Text block:
--*--

Sometimes people are motivated to do something well. On occasion they’re even driven to produce something exceptional, which is the case with Rick Easton, whose bakery, Bread & Salt, is the latest addition to Bloomfield’s burgeoning food scene.

Easton’s crusty loaves of perfectly baked bread have inspired both a following and surprisingly, a measure of scorn. It is certainly easy to understand the former. Easton’s bread is so good that when paired with a salad and a glass of wine, it’s a gourmet meal. His crust is at first bite, crisp and then chewy. And inside, the texture is light, or lighter, depending on the amount of whole grain used.

Bread & Salt front doorA native of Pittsburgh, Easton moved to Charlottesville, Virginia where for a decade he worked for several caterers and restaurants before starting his own wood-fired baking business in 2007. When he returned to Pittsburgh in 2014, he ended up situating his bakery in Bloomfield because a friend out walking his dog discovered an abandoned pizzeria with an oven at 300 Pearl Street and suggested Easton take a look.

Though the building had extensive water damage, the rent was low and the oven was a bonus, so it seemed to be a good prospect. As it turned out, the oven didn’t function and the building required so much work that although he signed a lease in May, Easton wasn’t able to open his bakery until January. Despite these initial setbacks, Easton liked the milieu, “I thought it be cool to do something traditionally Italian, here in a traditionally Italian neighborhood. And I thought I could do something that the neighborhood could be proud of.”

Q: What makes you proud about Bread & Salt?

--*--

Entries provided:

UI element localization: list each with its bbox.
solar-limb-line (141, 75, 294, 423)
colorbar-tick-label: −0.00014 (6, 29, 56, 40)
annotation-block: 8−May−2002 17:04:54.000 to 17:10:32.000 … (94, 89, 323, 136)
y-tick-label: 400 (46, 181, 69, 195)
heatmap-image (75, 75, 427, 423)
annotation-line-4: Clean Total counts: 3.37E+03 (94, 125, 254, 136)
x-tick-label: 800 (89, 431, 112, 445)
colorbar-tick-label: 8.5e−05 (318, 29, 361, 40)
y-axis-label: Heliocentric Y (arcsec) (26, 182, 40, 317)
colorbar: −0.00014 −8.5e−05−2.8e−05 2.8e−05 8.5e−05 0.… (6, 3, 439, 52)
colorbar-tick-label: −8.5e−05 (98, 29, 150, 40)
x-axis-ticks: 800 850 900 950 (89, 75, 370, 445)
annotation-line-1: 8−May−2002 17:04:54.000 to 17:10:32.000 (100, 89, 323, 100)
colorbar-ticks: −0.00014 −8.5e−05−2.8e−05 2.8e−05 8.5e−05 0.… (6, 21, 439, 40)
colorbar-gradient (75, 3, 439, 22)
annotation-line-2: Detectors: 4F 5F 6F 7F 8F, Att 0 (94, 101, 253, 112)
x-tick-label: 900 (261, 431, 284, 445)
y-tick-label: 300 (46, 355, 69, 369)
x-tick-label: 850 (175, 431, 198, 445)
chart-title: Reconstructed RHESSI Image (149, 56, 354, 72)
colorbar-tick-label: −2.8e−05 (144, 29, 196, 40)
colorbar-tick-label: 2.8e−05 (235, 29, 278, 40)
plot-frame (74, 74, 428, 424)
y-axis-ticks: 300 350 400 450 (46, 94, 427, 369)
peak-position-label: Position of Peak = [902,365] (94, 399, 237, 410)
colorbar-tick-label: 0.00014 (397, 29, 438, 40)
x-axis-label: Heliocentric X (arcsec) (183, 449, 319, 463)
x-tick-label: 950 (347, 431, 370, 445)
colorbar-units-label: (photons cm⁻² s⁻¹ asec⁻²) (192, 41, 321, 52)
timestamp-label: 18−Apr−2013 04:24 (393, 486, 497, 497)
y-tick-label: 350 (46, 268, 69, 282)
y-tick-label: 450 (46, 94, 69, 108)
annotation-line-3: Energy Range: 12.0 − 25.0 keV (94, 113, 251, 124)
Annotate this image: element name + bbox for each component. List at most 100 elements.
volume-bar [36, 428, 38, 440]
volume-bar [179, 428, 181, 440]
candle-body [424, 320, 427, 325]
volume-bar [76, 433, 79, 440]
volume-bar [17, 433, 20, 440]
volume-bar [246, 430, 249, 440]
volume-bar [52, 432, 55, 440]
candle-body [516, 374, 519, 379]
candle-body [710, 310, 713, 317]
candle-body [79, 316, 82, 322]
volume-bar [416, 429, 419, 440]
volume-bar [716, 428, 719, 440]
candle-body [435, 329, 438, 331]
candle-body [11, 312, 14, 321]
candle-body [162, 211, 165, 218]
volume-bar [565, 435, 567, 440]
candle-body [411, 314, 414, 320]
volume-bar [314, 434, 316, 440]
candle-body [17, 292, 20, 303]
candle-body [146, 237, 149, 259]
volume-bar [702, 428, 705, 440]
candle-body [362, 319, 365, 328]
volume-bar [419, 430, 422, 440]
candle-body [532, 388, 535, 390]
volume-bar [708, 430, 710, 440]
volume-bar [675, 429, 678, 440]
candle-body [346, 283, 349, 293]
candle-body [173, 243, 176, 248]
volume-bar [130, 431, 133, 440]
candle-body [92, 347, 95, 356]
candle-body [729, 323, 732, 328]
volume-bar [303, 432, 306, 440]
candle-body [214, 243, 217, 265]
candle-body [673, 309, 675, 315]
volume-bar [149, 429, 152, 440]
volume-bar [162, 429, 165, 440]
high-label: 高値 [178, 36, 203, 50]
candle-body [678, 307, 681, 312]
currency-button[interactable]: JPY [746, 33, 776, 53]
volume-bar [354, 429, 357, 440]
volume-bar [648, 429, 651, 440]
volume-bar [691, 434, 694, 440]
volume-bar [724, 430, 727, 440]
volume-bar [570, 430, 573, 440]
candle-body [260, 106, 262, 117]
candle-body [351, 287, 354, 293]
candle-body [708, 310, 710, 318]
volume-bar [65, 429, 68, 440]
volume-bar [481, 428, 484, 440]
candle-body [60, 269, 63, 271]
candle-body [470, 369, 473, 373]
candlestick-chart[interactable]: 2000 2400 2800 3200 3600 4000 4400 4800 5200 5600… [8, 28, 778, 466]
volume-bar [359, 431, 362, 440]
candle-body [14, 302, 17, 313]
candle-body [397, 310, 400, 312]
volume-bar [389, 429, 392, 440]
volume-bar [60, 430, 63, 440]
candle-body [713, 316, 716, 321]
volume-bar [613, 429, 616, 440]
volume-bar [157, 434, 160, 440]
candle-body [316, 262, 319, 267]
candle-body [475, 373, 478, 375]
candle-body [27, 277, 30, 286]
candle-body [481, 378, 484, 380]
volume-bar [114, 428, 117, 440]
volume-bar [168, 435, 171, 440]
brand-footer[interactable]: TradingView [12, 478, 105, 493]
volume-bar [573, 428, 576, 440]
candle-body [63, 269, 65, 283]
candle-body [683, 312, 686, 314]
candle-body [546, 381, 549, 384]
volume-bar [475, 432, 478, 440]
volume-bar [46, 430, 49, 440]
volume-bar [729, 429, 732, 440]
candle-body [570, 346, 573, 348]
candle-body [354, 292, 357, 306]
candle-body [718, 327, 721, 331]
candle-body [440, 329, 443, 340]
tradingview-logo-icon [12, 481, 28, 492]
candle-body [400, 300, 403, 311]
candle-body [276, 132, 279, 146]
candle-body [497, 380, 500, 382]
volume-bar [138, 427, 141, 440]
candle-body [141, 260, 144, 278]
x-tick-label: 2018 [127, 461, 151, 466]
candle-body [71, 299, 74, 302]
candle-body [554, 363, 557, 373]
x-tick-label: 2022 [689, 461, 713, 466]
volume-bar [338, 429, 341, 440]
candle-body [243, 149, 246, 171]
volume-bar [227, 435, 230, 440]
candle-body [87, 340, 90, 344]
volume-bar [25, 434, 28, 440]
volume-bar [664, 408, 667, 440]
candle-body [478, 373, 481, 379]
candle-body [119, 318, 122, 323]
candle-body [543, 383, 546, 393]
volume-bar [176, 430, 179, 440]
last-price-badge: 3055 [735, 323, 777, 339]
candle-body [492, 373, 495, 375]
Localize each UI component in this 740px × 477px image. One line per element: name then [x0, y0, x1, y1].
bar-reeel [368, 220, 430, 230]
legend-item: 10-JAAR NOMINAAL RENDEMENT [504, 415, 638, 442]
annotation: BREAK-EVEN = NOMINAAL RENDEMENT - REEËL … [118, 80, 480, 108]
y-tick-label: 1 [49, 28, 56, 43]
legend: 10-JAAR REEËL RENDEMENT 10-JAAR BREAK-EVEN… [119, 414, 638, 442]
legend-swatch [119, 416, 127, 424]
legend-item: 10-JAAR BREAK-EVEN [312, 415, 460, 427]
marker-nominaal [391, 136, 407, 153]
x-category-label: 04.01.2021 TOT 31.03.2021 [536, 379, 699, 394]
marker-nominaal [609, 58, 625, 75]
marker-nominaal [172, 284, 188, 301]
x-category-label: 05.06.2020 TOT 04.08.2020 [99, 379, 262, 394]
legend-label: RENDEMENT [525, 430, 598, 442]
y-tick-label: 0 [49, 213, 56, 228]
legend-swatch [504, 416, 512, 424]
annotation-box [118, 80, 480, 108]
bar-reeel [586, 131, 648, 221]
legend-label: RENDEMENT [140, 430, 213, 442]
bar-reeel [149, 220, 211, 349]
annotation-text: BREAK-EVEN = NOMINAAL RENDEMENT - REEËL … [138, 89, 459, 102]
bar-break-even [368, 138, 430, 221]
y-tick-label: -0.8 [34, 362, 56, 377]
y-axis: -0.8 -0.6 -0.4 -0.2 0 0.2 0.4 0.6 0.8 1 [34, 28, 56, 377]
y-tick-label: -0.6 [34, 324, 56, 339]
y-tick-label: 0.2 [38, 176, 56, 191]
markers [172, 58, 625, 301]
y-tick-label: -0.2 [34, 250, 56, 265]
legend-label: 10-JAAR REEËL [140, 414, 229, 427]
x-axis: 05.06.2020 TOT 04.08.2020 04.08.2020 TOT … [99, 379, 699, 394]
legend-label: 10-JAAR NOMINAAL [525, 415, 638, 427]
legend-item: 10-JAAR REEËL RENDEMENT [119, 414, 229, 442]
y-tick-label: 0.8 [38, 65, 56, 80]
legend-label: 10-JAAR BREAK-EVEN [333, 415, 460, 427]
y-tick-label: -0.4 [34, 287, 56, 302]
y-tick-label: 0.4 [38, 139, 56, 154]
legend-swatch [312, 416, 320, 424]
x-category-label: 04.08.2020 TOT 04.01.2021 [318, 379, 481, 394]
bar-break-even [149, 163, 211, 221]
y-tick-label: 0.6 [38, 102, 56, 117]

--*--

Task requirements:
1. According to the Bread & Salt profile, in what year did Easton start his own wood-fired baking business?
2. Reproduce the passage in the Bread & Salt profile from "Bread & Salt front" up to and including "take a look.".

Answer list:
1. 2007

2.
Bread & Salt front doorA native of Pittsburgh, Easton moved to Charlottesville, Virginia where for a decade he worked for several caterers and restaurants before starting his own wood-fired baking business in 2007. When he returned to Pittsburgh in 2014, he ended up situating his bakery in Bloomfield because a friend out walking his dog discovered an abandoned pizzeria with an oven at 300 Pearl Street and suggested Easton take a look.